--- Start of WORKING DATA ---
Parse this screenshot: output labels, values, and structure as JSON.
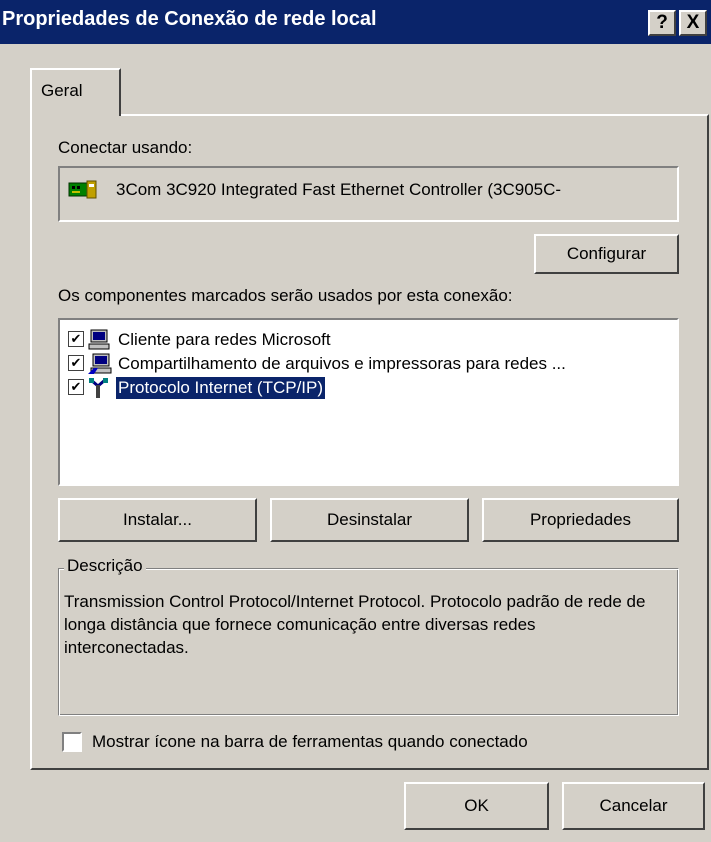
{
  "window": {
    "title": "Propriedades de Conexão de rede local",
    "help_button": "?",
    "close_button": "X"
  },
  "tabs": [
    {
      "label": "Geral"
    }
  ],
  "connect_using": {
    "label": "Conectar usando:",
    "adapter": "3Com 3C920 Integrated Fast Ethernet Controller (3C905C-",
    "adapter_icon": "network-card-icon",
    "configure_button": "Configurar"
  },
  "components": {
    "label": "Os componentes marcados serão usados por esta conexão:",
    "items": [
      {
        "label": "Cliente para redes Microsoft",
        "checked": true,
        "icon": "computer-icon",
        "selected": false
      },
      {
        "label": "Compartilhamento de arquivos e impressoras para redes ...",
        "checked": true,
        "icon": "shared-computer-icon",
        "selected": false
      },
      {
        "label": "Protocolo Internet (TCP/IP)",
        "checked": true,
        "icon": "protocol-icon",
        "selected": true
      }
    ]
  },
  "actions": {
    "install": "Instalar...",
    "uninstall": "Desinstalar",
    "properties": "Propriedades"
  },
  "description": {
    "legend": "Descrição",
    "text": "Transmission Control Protocol/Internet Protocol. Protocolo padrão de rede de longa distância que fornece comunicação entre diversas redes interconectadas."
  },
  "show_icon": {
    "label": "Mostrar ícone na barra de ferramentas quando conectado",
    "checked": false
  },
  "footer": {
    "ok": "OK",
    "cancel": "Cancelar"
  },
  "colors": {
    "title_bar": "#0a246a",
    "face": "#d4d0c8",
    "selection": "#0a246a"
  }
}
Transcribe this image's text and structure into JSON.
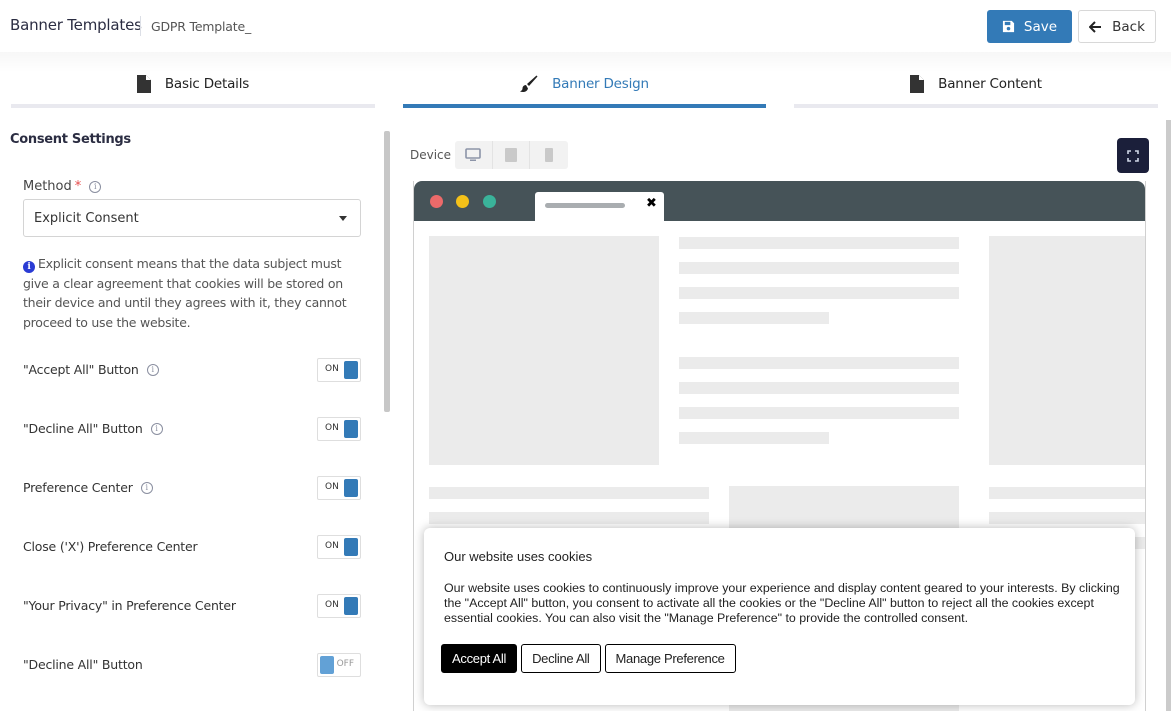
--- End of WORKING DATA ---
Reproduce all of the entries word for word, skipping any pictures they hold.

Parse this screenshot: output labels, values, and structure as JSON.
{
  "window": {
    "title": "Propriedades de Conexão de rede local",
    "help_button": "?",
    "close_button": "X"
  },
  "tabs": [
    {
      "label": "Geral"
    }
  ],
  "connect_using": {
    "label": "Conectar usando:",
    "adapter": "3Com 3C920 Integrated Fast Ethernet Controller (3C905C-",
    "adapter_icon": "network-card-icon",
    "configure_button": "Configurar"
  },
  "components": {
    "label": "Os componentes marcados serão usados por esta conexão:",
    "items": [
      {
        "label": "Cliente para redes Microsoft",
        "checked": true,
        "icon": "computer-icon",
        "selected": false
      },
      {
        "label": "Compartilhamento de arquivos e impressoras para redes ...",
        "checked": true,
        "icon": "shared-computer-icon",
        "selected": false
      },
      {
        "label": "Protocolo Internet (TCP/IP)",
        "checked": true,
        "icon": "protocol-icon",
        "selected": true
      }
    ]
  },
  "actions": {
    "install": "Instalar...",
    "uninstall": "Desinstalar",
    "properties": "Propriedades"
  },
  "description": {
    "legend": "Descrição",
    "text": "Transmission Control Protocol/Internet Protocol. Protocolo padrão de rede de longa distância que fornece comunicação entre diversas redes interconectadas."
  },
  "show_icon": {
    "label": "Mostrar ícone na barra de ferramentas quando conectado",
    "checked": false
  },
  "footer": {
    "ok": "OK",
    "cancel": "Cancelar"
  },
  "colors": {
    "title_bar": "#0a246a",
    "face": "#d4d0c8",
    "selection": "#0a246a"
  }
}
Transcribe this image's text and structure into JSON.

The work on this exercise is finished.